▸ What to work on: Copy all lines below containing "Çerezlik".

[Information shown start]

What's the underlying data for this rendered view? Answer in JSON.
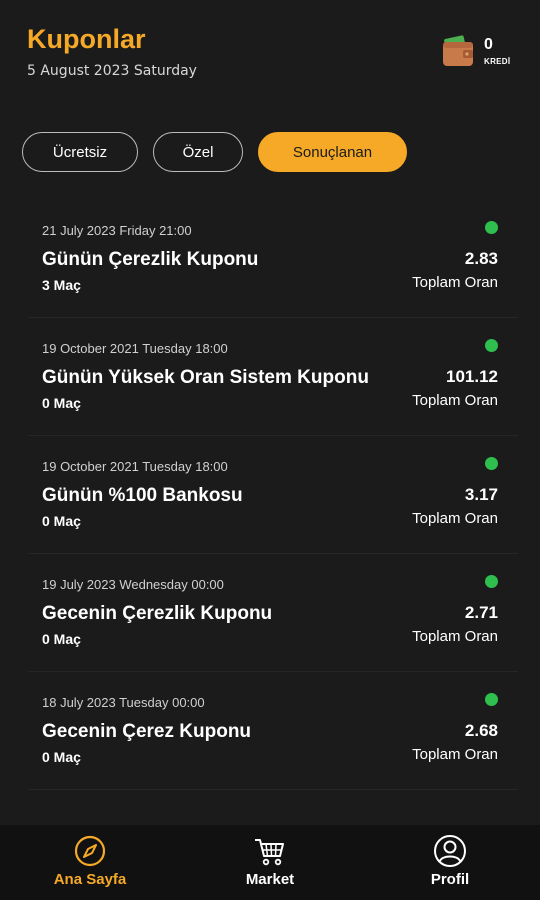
{
  "header": {
    "title": "Kuponlar",
    "date": "5 August 2023 Saturday",
    "credits": {
      "count": "0",
      "label": "KREDİ"
    }
  },
  "tabs": [
    {
      "label": "Ücretsiz",
      "active": false
    },
    {
      "label": "Özel",
      "active": false
    },
    {
      "label": "Sonuçlanan",
      "active": true
    }
  ],
  "coupons": [
    {
      "date": "21 July 2023 Friday  21:00",
      "name": "Günün Çerezlik Kuponu",
      "matches": "3 Maç",
      "odds": "2.83",
      "odds_label": "Toplam Oran",
      "status_color": "#2ebf4f"
    },
    {
      "date": "19 October 2021 Tuesday  18:00",
      "name": "Günün Yüksek Oran Sistem Kuponu",
      "matches": "0 Maç",
      "odds": "101.12",
      "odds_label": "Toplam Oran",
      "status_color": "#2ebf4f"
    },
    {
      "date": "19 October 2021 Tuesday  18:00",
      "name": "Günün %100 Bankosu",
      "matches": "0 Maç",
      "odds": "3.17",
      "odds_label": "Toplam Oran",
      "status_color": "#2ebf4f"
    },
    {
      "date": "19 July 2023 Wednesday  00:00",
      "name": "Gecenin Çerezlik Kuponu",
      "matches": "0 Maç",
      "odds": "2.71",
      "odds_label": "Toplam Oran",
      "status_color": "#2ebf4f"
    },
    {
      "date": "18 July 2023 Tuesday  00:00",
      "name": "Gecenin Çerez Kuponu",
      "matches": "0 Maç",
      "odds": "2.68",
      "odds_label": "Toplam Oran",
      "status_color": "#2ebf4f"
    }
  ],
  "navbar": [
    {
      "label": "Ana Sayfa",
      "icon": "compass-icon",
      "active": true
    },
    {
      "label": "Market",
      "icon": "cart-icon",
      "active": false
    },
    {
      "label": "Profil",
      "icon": "user-icon",
      "active": false
    }
  ],
  "colors": {
    "accent": "#f5a927",
    "background": "#1b1b1b",
    "status_green": "#2ebf4f"
  }
}
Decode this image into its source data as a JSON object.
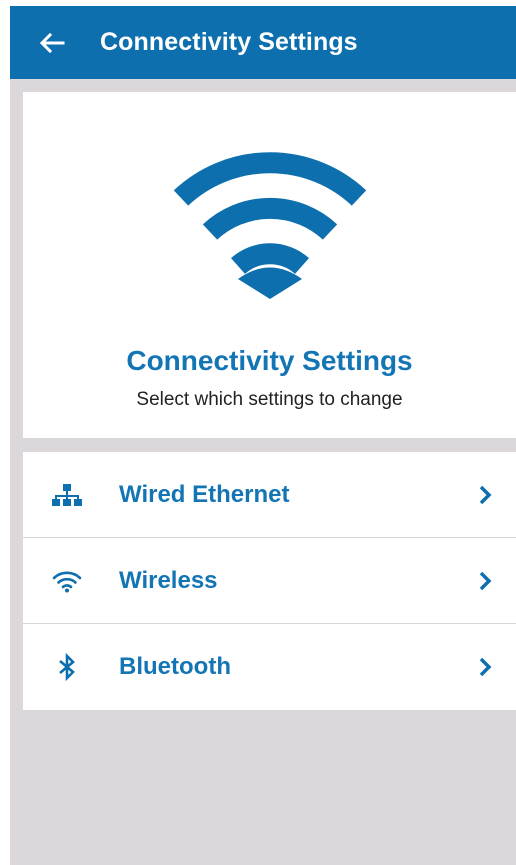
{
  "appbar": {
    "title": "Connectivity Settings",
    "back_icon": "arrow-left-icon"
  },
  "hero": {
    "icon": "wifi-icon",
    "title": "Connectivity Settings",
    "subtitle": "Select which settings to change"
  },
  "menu": {
    "items": [
      {
        "label": "Wired Ethernet",
        "icon": "network-icon"
      },
      {
        "label": "Wireless",
        "icon": "wifi-icon"
      },
      {
        "label": "Bluetooth",
        "icon": "bluetooth-icon"
      }
    ]
  },
  "colors": {
    "primary": "#0d6fae",
    "accent_text": "#1475b5",
    "background": "#dbd7db",
    "surface": "#ffffff"
  }
}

[Information shown end]

▸ Solved exercise:
      "name": "Günün Çerezlik Kuponu",
      "name": "Gecenin Çerezlik Kuponu",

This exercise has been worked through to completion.